- Directive A -
Echo the R XML tutorial text word for word, everything from "xmlRoot() is excuted, you" down to "root node are.".

- Text excerpt -
Read XML file into R

# install XML package first
## install.packages("XML")
library(XML)
fileUrl <- "http://www.w3schools.com/xml/simple.xml"
doc <- xmlTreeParse(fileUrl, useInternal = TRUE)
rootNode <- xmlRoot(doc)
xmlName(rootNode)
names(rootNode)

xmlTreeParse() parses out the xml file： It loads the document into a R memory in a way. and then parse it and get access to different parts of it. Within R, it’s still a structurd object, so we have to be able to use different functions to access different parts of that object.
xmlRoot() is excuted, you will have access to that particular element to that xml file.
xmlName() gives the name of xml file.
names() gives what all the nested elements with that root node are.
So the root node wraps the whole document. And the whole ducument here is a breakfast menu and then there are five different breakfast items on this menu and each one is wrapped within a food elememt. So you have five food element, if you look at the names of the root node.

The next thing that you could use is to directly access parts of the XML document. You can do it in a little bit in the same way you access a list in R

# first element
rootNode[[1]]
# first element of the first element
rootNode[[1]][[1]]
# extract different parts of the file programmatically
xmlSApply(rootNode, xmlValue)

xmlSApply() what you do is you pass that a parsed XML object and then you tell it what function you’d like to apply. So what that’s is going to do is going to loop through all of the elements of the XML root node and get the XML value.
xmlValue Some types of XML nodes have no children nodes, but are leaf nodes and simply contain text

Xpath:new language

/node Top level node
//node Node at any level
node[@attr-name] Node with an attribute name
node[@attr-name="bob"] Node with attribute name attr-name==”bob”

- Records supplied -
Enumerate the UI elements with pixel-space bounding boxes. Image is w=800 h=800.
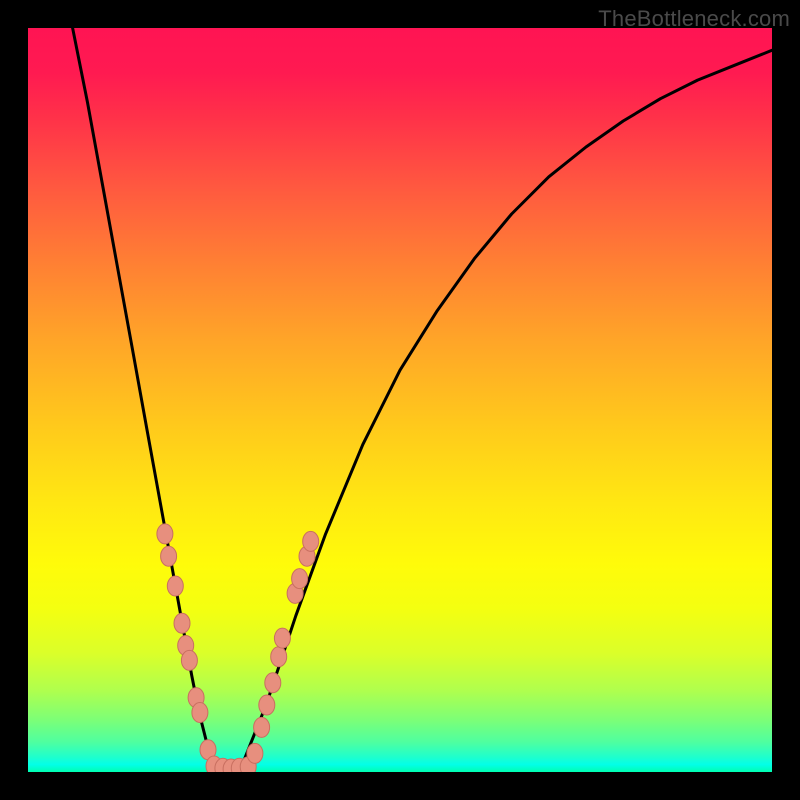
data-marker (254, 717, 270, 737)
data-marker (292, 569, 308, 589)
plot-area (28, 28, 772, 772)
data-marker (174, 613, 190, 633)
data-marker (303, 531, 319, 551)
data-marker (192, 703, 208, 723)
data-marker (259, 695, 275, 715)
data-marker (161, 546, 177, 566)
data-marker (274, 628, 290, 648)
curve-path (73, 28, 772, 771)
data-marker (167, 576, 183, 596)
data-marker (271, 647, 287, 667)
data-marker (157, 524, 173, 544)
data-marker (265, 673, 281, 693)
data-marker (181, 650, 197, 670)
watermark-text: TheBottleneck.com (598, 6, 790, 32)
chart-frame: TheBottleneck.com (0, 0, 800, 800)
data-marker (247, 743, 263, 763)
data-markers (157, 524, 319, 772)
chart-svg (28, 28, 772, 772)
bottleneck-curve (73, 28, 772, 771)
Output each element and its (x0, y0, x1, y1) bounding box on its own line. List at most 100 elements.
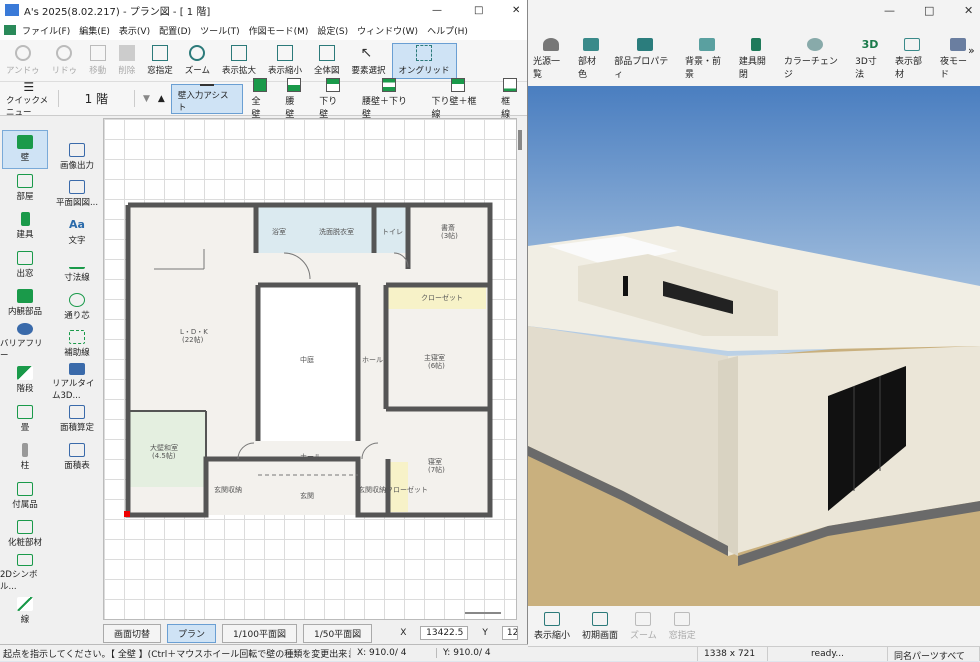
tool-door-open-button[interactable]: 建具開閉 (734, 38, 779, 80)
wall-full-button[interactable]: 全壁 (243, 77, 277, 120)
tab-1-50[interactable]: 1/50平面図 (302, 623, 373, 643)
menu-file[interactable]: ファイル(F) (22, 24, 70, 37)
sidebar-item-stairs[interactable]: 階段 (0, 361, 50, 400)
close-button[interactable]: ✕ (512, 5, 520, 16)
minimize-button[interactable]: — (884, 4, 895, 17)
zoom-button[interactable]: ズーム (630, 611, 657, 641)
tool-aux-line[interactable]: 補助線 (52, 326, 102, 364)
sidebar-item-column[interactable]: 柱 (0, 438, 50, 477)
sidebar-item-bay-window[interactable]: 出窓 (0, 246, 50, 285)
menu-tools[interactable]: ツール(T) (200, 24, 240, 37)
horizontal-scrollbar[interactable] (465, 612, 501, 614)
waist-wall-icon (287, 77, 302, 92)
window-select-button[interactable]: 窓指定 (141, 45, 179, 76)
origin-marker (124, 511, 130, 517)
window-select-button[interactable]: 窓指定 (669, 611, 696, 641)
door-icon (20, 212, 30, 227)
text-icon: Aa (69, 217, 85, 231)
floor-select[interactable]: 1 階 (57, 90, 135, 107)
3d-dimension-icon: 3D (861, 38, 879, 51)
wall-assist-button[interactable]: 壁入力アシスト (170, 83, 244, 114)
room-label-entrance-closet: 玄関収納クローゼット (358, 486, 428, 494)
delete-button[interactable]: 削除 (112, 45, 141, 76)
y-coordinate[interactable]: 12 (501, 626, 518, 640)
tab-1-100[interactable]: 1/100平面図 (222, 623, 297, 643)
menu-edit[interactable]: 編集(E) (79, 24, 110, 37)
tool-text[interactable]: Aa 文字 (52, 213, 102, 251)
floor-down-icon[interactable]: ▼ (143, 94, 150, 104)
x-coordinate[interactable]: 13422.5 (420, 626, 469, 640)
close-button[interactable]: ✕ (964, 4, 973, 17)
sidebar-item-fitting[interactable]: 建具 (0, 207, 50, 246)
zoom-button[interactable]: ズーム (179, 45, 216, 76)
move-button[interactable]: 移動 (83, 45, 112, 76)
maximize-button[interactable]: □ (474, 5, 483, 16)
floor-up-icon[interactable]: ▲ (158, 94, 165, 104)
3d-view-window: — □ ✕ » 光源一覧 部材色 部品プロパティ 背景・前景 建具開閉 カラーチ… (528, 0, 980, 662)
sidebar-item-tatami[interactable]: 畳 (0, 400, 50, 439)
tool-display-parts-button[interactable]: 表示部材 (890, 38, 935, 80)
tool-realtime-3d[interactable]: リアルタイム3D... (52, 363, 102, 401)
tab-switch-screen[interactable]: 画面切替 (103, 623, 162, 643)
hanging-frame-icon (451, 77, 466, 92)
tool-background-button[interactable]: 背景・前景 (680, 38, 734, 80)
tool-dimension[interactable]: 寸法線 (52, 251, 102, 289)
wall-hanging-button[interactable]: 下り壁 (311, 77, 354, 120)
tool-floor-plan[interactable]: 平面図図... (52, 176, 102, 214)
sidebar-item-barrier-free[interactable]: バリアフリー (0, 322, 50, 361)
menu-settings[interactable]: 設定(S) (317, 24, 348, 37)
sidebar-item-room[interactable]: 部屋 (0, 169, 50, 208)
sidebar-item-line[interactable]: 線 (0, 592, 50, 631)
tools-sidebar: 画像出力 平面図図... Aa 文字 寸法線 通り芯 補助線 リアルタイム3D..… (52, 138, 102, 476)
stairs-icon (17, 366, 33, 381)
plan-canvas[interactable]: 浴室 洗面脱衣室 トイレ 書斎 (3帖) クローゼット L・D・K (22帖) … (103, 118, 517, 620)
wall-frame-button[interactable]: 框線 (493, 77, 527, 120)
zoom-in-button[interactable]: 表示拡大 (216, 45, 262, 76)
interior-parts-icon (17, 289, 33, 304)
tool-grid-axis[interactable]: 通り芯 (52, 288, 102, 326)
initial-view-button[interactable]: 初期画面 (582, 611, 618, 641)
tool-image-output[interactable]: 画像出力 (52, 138, 102, 176)
minimize-button[interactable]: — (432, 5, 442, 16)
tab-plan[interactable]: プラン (167, 623, 217, 643)
wall-hanging-frame-button[interactable]: 下り壁＋框線 (424, 77, 494, 120)
sidebar-item-interior[interactable]: 内観部品 (0, 284, 50, 323)
column-icon (22, 443, 28, 458)
menu-place[interactable]: 配置(D) (159, 24, 191, 37)
zoom-out-button[interactable]: 表示縮小 (262, 45, 308, 76)
maximize-button[interactable]: □ (924, 4, 934, 17)
undo-icon (14, 45, 31, 61)
eraser-icon (118, 45, 135, 61)
vertical-scrollbar[interactable] (518, 130, 522, 150)
menu-view[interactable]: 表示(V) (119, 24, 150, 37)
menu-window[interactable]: ウィンドウ(W) (357, 24, 418, 37)
tool-part-property-button[interactable]: 部品プロパティ (609, 38, 680, 80)
3d-viewport[interactable] (528, 86, 980, 606)
tool-3d-dimension-button[interactable]: 3D 3D寸法 (850, 38, 890, 80)
wall-toolbar: ☰ クイックメニュー 1 階 ▼ ▲ 壁入力アシスト 全壁 腰壁 下り壁 腰壁＋下… (0, 77, 527, 120)
sidebar-item-wall[interactable]: 壁 (2, 130, 48, 169)
zoom-out-button[interactable]: 表示縮小 (534, 611, 570, 641)
status-message: 起点を指示してください。【 全壁 】(Ctrl＋マウスホイール回転で壁の種類を変… (3, 649, 350, 660)
tool-area-table[interactable]: 面積表 (52, 438, 102, 476)
quick-menu-button[interactable]: ☰ クイックメニュー (0, 80, 58, 118)
tool-area-calc[interactable]: 面積算定 (52, 401, 102, 439)
tool-color-change-button[interactable]: カラーチェンジ (779, 38, 850, 80)
select-element-button[interactable]: ↖ 要素選択 (346, 45, 392, 76)
wall-waist-hanging-button[interactable]: 腰壁＋下り壁 (354, 77, 424, 120)
tool-light-list-button[interactable]: 光源一覧 (528, 38, 573, 80)
sidebar-item-2d-symbol[interactable]: 2Dシンボル... (0, 553, 50, 592)
tool-night-mode-button[interactable]: 夜モード (935, 38, 980, 80)
sidebar-item-accessory[interactable]: 付属品 (0, 477, 50, 516)
redo-button[interactable]: リドゥ (46, 45, 84, 76)
tool-material-color-button[interactable]: 部材色 (573, 38, 609, 80)
menu-help[interactable]: ヘルプ(H) (427, 24, 468, 37)
menu-draw-mode[interactable]: 作図モード(M) (249, 24, 309, 37)
sidebar-item-trim[interactable]: 化粧部材 (0, 515, 50, 554)
part-property-icon (636, 38, 653, 51)
wall-waist-button[interactable]: 腰壁 (277, 77, 311, 120)
zoom-out-icon (277, 45, 293, 61)
grid-snap-button[interactable]: オングリッド (391, 42, 457, 79)
undo-button[interactable]: アンドゥ (0, 45, 46, 76)
fit-all-button[interactable]: 全体図 (308, 45, 346, 76)
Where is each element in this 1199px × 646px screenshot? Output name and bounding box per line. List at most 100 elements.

- Directive B -
Take everything in the listing from the line containing "tool-door-open-button[interactable]: 建具開閉 (734, 38, 779, 80)" down to the line containing "menu-file[interactable]: ファイル(F) (22, 24, 70, 37)", and edit "wall-full-button" to "full-wall-button" with nothing else changed. Return only those lines.

- Worked answer A -
xmlRoot() is excuted, you will have access to that particular element to that xml file.
xmlName() gives the name of xml file.
names() gives what all the nested elements with that root node are.

- Worked answer B -
tool-door-open-button[interactable]: 建具開閉 (734, 38, 779, 80)
full-wall-button[interactable]: 全壁 (243, 77, 277, 120)
tab-1-50[interactable]: 1/50平面図 (302, 623, 373, 643)
menu-file[interactable]: ファイル(F) (22, 24, 70, 37)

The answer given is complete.